◆ DATASET ROWS ◆
# # # # #

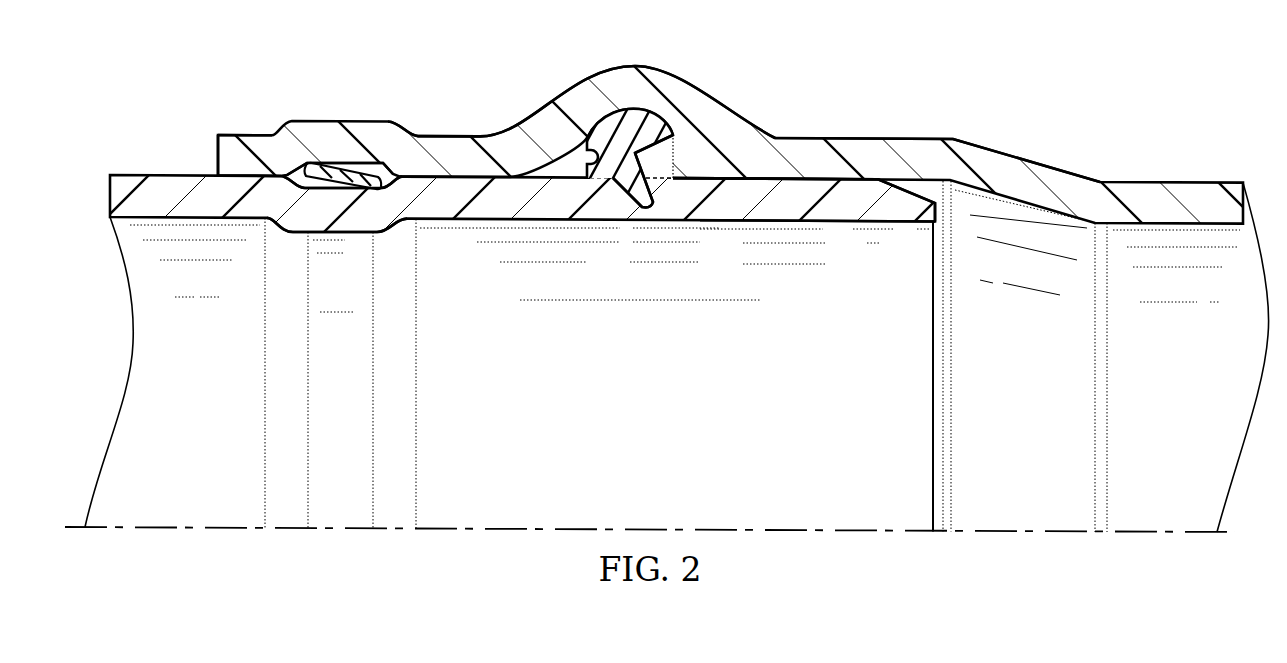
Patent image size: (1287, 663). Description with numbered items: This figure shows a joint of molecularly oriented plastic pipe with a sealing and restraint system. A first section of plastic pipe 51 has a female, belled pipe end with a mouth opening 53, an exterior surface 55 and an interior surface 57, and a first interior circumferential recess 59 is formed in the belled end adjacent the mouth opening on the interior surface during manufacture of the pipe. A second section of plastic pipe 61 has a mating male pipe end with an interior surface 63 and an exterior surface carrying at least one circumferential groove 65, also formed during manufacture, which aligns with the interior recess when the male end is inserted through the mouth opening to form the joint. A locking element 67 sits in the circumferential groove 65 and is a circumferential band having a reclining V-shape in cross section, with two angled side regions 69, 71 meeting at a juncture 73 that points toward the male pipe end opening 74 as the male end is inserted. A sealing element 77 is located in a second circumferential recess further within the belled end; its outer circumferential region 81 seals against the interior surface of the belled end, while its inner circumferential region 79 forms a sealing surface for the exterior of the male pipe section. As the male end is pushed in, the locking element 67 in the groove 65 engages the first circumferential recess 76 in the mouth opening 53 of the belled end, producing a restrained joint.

The first section of plastic pipe 51 is at (447, 140).
The mouth opening 53 is at (218, 186).
The exterior surface 55 is at (545, 112).
The interior surface 57 is at (840, 190).
The first interior circumferential recess 59 is at (712, 194).
The second section of plastic pipe 61 is at (840, 215).
The interior surface 63 is at (712, 178).
The circumferential groove 65 is at (298, 183).
The locking element 67 is at (338, 186).
The angled side region 69 is at (336, 165).
The angled side region 71 is at (291, 173).
The juncture 73 is at (400, 222).
The male pipe end opening 74 is at (897, 221).
The first circumferential recess 76 is at (390, 156).
The sealing element 77 is at (636, 118).
The inner circumferential region 79 is at (618, 207).
The outer circumferential region 81 is at (668, 128).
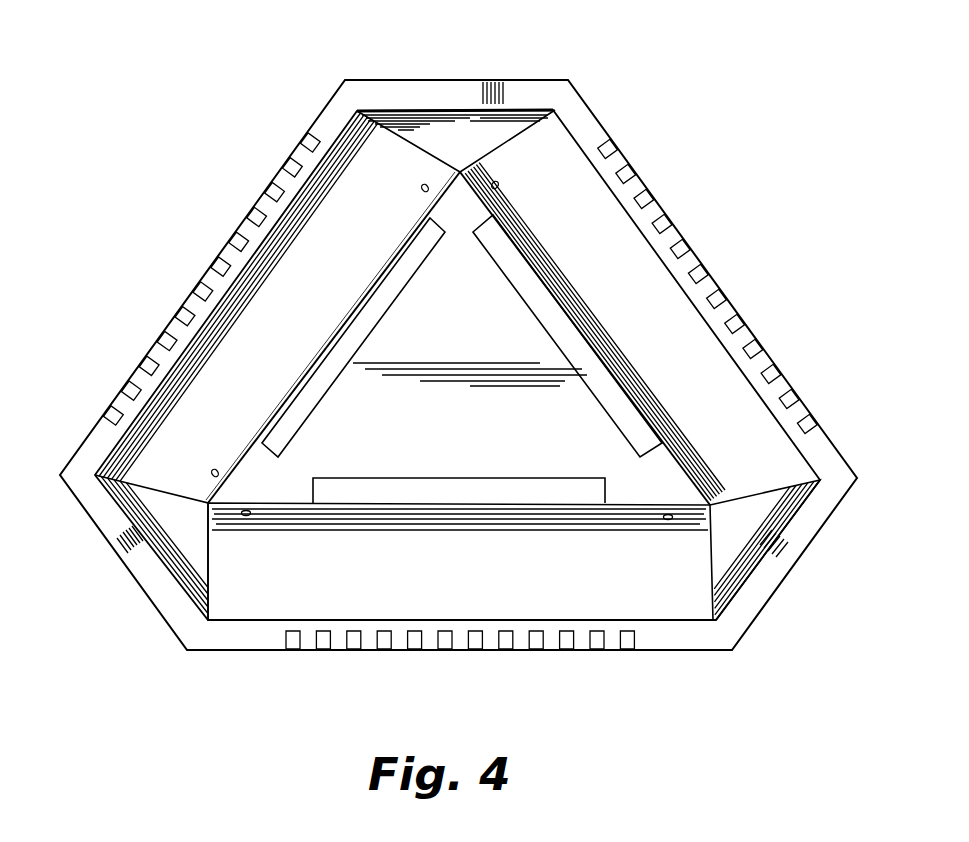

# # # # #

Rewrite the records from the beginning up to and including the line with "The interior surface 63 is at (712, 178).", replacing "joint" with "connection" and leaving everything else unchanged. Leave the pictures out of your answer.

Patent image size: (1287, 663). Description with numbered items: This figure shows a connection of molecularly oriented plastic pipe with a sealing and restraint system. A first section of plastic pipe 51 has a female, belled pipe end with a mouth opening 53, an exterior surface 55 and an interior surface 57, and a first interior circumferential recess 59 is formed in the belled end adjacent the mouth opening on the interior surface during manufacture of the pipe. A second section of plastic pipe 61 has a mating male pipe end with an interior surface 63 and an exterior surface carrying at least one circumferential groove 65, also formed during manufacture, which aligns with the interior recess when the male end is inserted through the mouth opening to form the connection. A locking element 67 sits in the circumferential groove 65 and is a circumferential band having a reclining V-shape in cross section, with two angled side regions 69, 71 meeting at a juncture 73 that points toward the male pipe end opening 74 as the male end is inserted. A sealing element 77 is located in a second circumferential recess further within the belled end; its outer circumferential region 81 seals against the interior surface of the belled end, while its inner circumferential region 79 forms a sealing surface for the exterior of the male pipe section. As the male end is pushed in, the locking element 67 in the groove 65 engages the first circumferential recess 76 in the mouth opening 53 of the belled end, producing a restrained connection.

The first section of plastic pipe 51 is at (447, 140).
The mouth opening 53 is at (218, 186).
The exterior surface 55 is at (545, 112).
The interior surface 57 is at (840, 190).
The first interior circumferential recess 59 is at (712, 194).
The second section of plastic pipe 61 is at (840, 215).
The interior surface 63 is at (712, 178).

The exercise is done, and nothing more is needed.